═════ Quoted passage

He signed to produce a weekly half hour television show and arranged with radio to produce promotional spots.
The stadium in which they were to play was no prize, certainly not on the scale of Hunt's beloved Cotton Bowl. Municipal Stadium was built for baseball and the Athletics had first rights as far as scheduling games.
"I knew we needed to offer more than a team of unknown players," he wrote years later. "We were in show business and we needed to include the complete package."
Hunt went about dressing up the old place with colorful endzones – unique for their time – and a new, or what he referenced as, "a simplistic scoreboard to be located in the face of the right field wall that was visible to all of the stands." He went so far as to lay-out a seating plan and suggest pricing models.
In place of the Tex-Anns, a cheering squad composed of 20 area high school and college males and females was added. Hunt was one of the first to introduce the concept of tumbling to the ranks of cheerleading teams. (Later, his "Tumbling Tornado" comprised of 16 high school students from Texas who performed at his Dallas Tornado home soccer matches set new standards for the activity.) The idea of co-ed cheerleading squads remained a part of Chiefs game days until well into the 1990s.
This was a time where big bands still held some interest and in Tony DiPardo Hunt had one of the most recognized in any city. The 15-piece Zing band provided a warm-up 30 minutes prior to game time and was located in the northwest corner of the stadium.

══════════

● Task objective:
Reproduce the passage about Hunt's stadium and game-day plans word for word, from "He signed to" to "as scheduling games.".

═════ Information supplied

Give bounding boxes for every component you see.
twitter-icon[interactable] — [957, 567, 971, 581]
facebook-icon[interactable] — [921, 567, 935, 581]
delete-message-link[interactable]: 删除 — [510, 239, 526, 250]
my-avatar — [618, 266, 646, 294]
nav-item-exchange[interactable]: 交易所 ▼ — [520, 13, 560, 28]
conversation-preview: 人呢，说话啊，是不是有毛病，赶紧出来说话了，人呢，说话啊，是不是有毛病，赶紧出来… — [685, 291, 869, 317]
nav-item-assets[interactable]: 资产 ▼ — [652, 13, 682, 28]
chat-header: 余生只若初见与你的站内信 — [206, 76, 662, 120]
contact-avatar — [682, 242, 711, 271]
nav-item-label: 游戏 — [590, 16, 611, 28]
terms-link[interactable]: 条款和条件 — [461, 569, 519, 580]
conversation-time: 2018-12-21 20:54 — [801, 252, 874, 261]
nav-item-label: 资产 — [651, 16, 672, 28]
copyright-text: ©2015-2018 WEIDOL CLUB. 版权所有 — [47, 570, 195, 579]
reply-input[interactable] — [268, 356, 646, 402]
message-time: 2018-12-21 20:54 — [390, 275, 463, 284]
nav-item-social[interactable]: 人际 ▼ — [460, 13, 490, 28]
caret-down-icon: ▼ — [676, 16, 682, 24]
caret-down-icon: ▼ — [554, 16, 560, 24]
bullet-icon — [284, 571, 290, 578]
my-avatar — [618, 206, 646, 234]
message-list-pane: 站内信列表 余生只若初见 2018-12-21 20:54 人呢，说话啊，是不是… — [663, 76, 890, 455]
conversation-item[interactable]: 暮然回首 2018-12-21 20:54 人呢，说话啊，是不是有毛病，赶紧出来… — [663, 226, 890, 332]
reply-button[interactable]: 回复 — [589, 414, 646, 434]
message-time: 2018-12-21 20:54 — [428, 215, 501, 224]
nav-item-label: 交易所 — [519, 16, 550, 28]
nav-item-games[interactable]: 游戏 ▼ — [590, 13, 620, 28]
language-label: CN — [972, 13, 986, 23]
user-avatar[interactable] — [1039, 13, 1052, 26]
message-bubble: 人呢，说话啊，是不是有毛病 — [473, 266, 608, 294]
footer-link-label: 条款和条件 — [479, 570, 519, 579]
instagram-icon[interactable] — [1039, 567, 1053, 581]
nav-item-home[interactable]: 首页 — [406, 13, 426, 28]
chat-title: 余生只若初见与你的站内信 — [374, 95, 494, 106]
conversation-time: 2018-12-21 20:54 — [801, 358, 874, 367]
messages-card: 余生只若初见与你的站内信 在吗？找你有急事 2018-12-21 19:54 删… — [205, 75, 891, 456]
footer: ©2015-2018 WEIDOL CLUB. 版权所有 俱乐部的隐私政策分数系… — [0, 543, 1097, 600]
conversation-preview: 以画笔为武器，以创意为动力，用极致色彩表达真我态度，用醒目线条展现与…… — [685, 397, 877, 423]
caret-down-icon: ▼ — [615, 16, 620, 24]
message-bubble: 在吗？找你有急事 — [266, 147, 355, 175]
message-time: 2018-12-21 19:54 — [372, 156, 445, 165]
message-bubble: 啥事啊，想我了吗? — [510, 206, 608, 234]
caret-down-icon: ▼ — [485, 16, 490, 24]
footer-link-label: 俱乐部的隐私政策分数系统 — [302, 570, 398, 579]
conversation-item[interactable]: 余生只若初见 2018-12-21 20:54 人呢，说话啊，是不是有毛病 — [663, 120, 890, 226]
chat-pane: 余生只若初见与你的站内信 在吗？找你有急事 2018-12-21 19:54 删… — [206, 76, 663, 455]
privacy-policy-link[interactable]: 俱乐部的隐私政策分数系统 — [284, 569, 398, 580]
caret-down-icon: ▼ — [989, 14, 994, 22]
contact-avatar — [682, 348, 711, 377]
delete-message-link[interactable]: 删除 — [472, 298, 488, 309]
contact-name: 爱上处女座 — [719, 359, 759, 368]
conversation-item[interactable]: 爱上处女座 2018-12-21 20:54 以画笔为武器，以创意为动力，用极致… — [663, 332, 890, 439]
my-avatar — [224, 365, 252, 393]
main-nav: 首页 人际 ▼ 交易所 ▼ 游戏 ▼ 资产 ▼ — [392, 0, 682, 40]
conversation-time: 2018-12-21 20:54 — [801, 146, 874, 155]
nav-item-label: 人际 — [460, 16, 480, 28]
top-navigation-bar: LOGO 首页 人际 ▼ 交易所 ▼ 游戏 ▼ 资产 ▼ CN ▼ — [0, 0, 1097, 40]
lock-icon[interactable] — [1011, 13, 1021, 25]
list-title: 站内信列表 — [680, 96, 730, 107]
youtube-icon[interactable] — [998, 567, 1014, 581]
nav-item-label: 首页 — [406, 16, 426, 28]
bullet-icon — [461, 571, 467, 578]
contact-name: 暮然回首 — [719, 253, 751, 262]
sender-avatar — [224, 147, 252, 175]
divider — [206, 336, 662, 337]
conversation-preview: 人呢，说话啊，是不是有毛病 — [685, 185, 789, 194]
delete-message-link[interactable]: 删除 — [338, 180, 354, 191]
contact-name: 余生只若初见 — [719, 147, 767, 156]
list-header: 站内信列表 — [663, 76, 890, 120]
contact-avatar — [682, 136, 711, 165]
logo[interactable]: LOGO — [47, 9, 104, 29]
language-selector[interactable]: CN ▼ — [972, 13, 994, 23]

══════════

● Exercise solution:
He signed to produce a weekly half hour television show and arranged with radio to produce promotional spots.
The stadium in which they were to play was no prize, certainly not on the scale of Hunt's beloved Cotton Bowl. Municipal Stadium was built for baseball and the Athletics had first rights as far as scheduling games.